_EXERCISE TASK_
Output the entries verbatim, including every line.

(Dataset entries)
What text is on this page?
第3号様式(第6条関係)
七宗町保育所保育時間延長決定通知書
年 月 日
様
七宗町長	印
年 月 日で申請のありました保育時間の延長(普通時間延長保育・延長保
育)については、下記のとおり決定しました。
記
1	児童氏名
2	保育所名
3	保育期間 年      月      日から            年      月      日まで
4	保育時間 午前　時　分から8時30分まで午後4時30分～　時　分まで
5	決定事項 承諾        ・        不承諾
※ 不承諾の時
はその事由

_REPLY TO THE EXERCISE_
What text is on this page?
第3号様式(第6条関係)
七宗町保育所保育時間延長決定通知書
年 月 日
様
七宗町長	印
年 月 日で申請のありました保育時間の延長(普通時間延長保育・延長保
育)については、下記のとおり決定しました。
記
1	児童氏名
2	保育所名
3	保育期間 年      月      日から            年      月      日まで
4	保育時間 午前　時　分から8時30分まで午後4時30分～　時　分まで
5	決定事項 承諾        ・        不承諾
※ 不承諾の時
はその事由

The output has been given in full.